## Begin Records to process
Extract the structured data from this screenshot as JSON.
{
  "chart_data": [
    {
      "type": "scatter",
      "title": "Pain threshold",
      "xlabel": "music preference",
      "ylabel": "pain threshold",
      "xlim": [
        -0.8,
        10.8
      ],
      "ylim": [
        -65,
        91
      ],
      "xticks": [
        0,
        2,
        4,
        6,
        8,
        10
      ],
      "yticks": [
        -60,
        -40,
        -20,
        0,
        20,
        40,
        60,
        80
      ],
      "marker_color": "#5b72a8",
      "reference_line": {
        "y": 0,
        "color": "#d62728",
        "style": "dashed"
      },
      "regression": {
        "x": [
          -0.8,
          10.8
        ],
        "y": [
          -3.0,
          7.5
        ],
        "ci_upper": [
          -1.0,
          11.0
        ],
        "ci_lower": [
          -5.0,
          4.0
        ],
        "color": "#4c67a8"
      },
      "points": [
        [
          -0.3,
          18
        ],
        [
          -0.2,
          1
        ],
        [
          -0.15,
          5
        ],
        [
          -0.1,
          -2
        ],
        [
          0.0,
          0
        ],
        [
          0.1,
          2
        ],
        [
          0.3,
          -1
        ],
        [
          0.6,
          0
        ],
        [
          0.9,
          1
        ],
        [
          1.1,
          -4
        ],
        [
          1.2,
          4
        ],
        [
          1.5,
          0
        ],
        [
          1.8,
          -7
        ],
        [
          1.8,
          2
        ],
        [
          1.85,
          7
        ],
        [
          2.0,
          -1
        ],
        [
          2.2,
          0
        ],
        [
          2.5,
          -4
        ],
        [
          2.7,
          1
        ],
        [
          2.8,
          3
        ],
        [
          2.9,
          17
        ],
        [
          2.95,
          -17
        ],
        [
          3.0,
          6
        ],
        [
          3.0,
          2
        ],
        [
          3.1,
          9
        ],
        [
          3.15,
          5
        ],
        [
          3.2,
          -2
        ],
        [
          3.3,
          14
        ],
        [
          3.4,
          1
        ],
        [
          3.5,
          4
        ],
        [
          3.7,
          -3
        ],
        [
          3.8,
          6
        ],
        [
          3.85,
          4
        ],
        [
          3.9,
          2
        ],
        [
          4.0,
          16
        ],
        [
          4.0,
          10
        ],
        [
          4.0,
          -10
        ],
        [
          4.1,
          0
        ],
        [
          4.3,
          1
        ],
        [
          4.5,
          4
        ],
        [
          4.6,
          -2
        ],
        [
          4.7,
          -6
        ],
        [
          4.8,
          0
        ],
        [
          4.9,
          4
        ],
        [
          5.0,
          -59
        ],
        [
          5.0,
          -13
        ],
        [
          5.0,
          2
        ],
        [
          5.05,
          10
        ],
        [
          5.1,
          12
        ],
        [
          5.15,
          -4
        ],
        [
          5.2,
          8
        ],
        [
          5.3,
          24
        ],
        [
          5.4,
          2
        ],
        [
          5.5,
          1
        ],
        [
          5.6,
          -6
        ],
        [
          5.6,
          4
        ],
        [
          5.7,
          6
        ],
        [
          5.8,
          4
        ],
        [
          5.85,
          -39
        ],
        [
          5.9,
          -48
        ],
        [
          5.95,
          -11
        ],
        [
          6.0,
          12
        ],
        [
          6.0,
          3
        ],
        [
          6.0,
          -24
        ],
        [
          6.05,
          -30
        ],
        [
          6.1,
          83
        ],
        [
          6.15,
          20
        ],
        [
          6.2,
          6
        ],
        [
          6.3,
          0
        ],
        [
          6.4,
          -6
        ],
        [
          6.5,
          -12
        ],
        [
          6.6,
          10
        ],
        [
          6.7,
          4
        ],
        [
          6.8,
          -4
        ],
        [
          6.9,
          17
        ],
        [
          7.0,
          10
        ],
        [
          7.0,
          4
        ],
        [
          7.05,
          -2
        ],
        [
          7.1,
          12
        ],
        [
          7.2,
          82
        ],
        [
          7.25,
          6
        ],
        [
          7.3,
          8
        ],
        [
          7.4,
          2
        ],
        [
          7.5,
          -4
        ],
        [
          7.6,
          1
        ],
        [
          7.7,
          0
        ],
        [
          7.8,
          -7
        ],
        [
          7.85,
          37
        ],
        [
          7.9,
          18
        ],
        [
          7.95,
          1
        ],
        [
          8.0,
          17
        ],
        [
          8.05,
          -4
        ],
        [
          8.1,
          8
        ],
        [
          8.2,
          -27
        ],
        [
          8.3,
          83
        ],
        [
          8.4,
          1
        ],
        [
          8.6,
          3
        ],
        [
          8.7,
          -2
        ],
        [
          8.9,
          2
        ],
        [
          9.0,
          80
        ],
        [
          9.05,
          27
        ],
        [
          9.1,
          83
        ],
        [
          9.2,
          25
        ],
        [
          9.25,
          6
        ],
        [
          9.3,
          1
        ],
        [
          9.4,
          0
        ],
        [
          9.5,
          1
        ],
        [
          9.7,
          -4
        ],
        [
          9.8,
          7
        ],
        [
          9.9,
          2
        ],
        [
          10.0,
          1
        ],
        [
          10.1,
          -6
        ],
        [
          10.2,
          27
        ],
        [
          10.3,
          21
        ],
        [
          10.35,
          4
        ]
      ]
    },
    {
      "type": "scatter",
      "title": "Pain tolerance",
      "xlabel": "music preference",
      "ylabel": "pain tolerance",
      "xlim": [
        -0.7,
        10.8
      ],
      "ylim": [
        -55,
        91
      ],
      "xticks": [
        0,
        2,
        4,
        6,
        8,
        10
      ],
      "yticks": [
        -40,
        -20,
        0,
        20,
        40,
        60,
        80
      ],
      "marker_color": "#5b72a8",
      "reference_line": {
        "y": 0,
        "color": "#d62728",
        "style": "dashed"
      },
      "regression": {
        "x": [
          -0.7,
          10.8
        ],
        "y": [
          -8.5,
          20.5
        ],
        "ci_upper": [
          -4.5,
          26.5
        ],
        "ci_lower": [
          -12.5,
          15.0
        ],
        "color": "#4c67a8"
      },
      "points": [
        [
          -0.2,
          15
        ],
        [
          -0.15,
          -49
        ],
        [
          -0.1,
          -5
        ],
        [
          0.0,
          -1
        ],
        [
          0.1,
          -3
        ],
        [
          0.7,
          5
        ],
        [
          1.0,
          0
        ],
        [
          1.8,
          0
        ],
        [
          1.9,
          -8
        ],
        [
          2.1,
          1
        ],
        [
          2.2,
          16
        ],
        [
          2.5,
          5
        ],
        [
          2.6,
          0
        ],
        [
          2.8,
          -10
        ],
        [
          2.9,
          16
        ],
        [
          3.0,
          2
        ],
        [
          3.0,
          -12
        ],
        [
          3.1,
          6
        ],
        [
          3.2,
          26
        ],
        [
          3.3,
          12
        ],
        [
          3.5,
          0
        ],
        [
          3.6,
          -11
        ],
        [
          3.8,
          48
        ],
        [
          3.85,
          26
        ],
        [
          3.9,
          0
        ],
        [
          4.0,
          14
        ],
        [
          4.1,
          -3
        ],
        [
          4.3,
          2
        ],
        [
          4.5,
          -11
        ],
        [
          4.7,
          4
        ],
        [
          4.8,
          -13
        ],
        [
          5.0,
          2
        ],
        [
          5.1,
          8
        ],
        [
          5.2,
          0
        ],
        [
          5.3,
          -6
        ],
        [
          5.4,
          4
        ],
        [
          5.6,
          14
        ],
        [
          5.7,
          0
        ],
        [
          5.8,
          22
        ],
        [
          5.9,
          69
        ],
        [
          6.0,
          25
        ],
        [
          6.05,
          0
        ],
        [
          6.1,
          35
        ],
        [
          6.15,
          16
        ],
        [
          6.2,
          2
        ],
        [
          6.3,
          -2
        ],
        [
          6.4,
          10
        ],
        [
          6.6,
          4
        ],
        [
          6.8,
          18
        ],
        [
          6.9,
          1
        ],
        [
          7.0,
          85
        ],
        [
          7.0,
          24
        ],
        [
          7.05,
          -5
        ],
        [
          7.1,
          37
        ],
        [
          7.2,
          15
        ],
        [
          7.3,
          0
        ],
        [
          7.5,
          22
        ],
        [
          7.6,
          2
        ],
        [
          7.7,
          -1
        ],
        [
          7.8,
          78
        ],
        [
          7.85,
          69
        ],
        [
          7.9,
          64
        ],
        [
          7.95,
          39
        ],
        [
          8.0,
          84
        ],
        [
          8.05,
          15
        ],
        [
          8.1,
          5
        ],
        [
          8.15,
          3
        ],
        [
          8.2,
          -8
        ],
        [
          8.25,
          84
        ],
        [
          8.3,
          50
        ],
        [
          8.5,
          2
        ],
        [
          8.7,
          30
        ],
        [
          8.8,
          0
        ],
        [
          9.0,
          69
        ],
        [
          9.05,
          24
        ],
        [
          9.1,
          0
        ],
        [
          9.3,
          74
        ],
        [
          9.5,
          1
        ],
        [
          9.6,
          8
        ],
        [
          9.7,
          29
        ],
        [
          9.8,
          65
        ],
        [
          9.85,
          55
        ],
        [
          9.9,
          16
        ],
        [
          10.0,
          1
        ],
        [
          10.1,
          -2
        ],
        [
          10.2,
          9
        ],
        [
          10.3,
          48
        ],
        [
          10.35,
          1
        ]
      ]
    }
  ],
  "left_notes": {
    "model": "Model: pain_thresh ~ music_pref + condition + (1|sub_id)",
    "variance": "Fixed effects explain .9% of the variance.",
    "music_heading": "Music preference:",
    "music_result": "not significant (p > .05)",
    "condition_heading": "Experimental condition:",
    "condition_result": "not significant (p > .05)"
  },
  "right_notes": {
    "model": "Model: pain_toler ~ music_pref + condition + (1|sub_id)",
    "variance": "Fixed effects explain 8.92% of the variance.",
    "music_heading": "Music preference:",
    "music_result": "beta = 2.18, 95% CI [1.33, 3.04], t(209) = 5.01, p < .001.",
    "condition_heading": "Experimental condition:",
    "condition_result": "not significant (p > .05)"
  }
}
## End Records to process
Written exercise:
Look for lines containing the string "title" and copy them all.

Response:
      "title": "Pain threshold",
      "title": "Pain tolerance",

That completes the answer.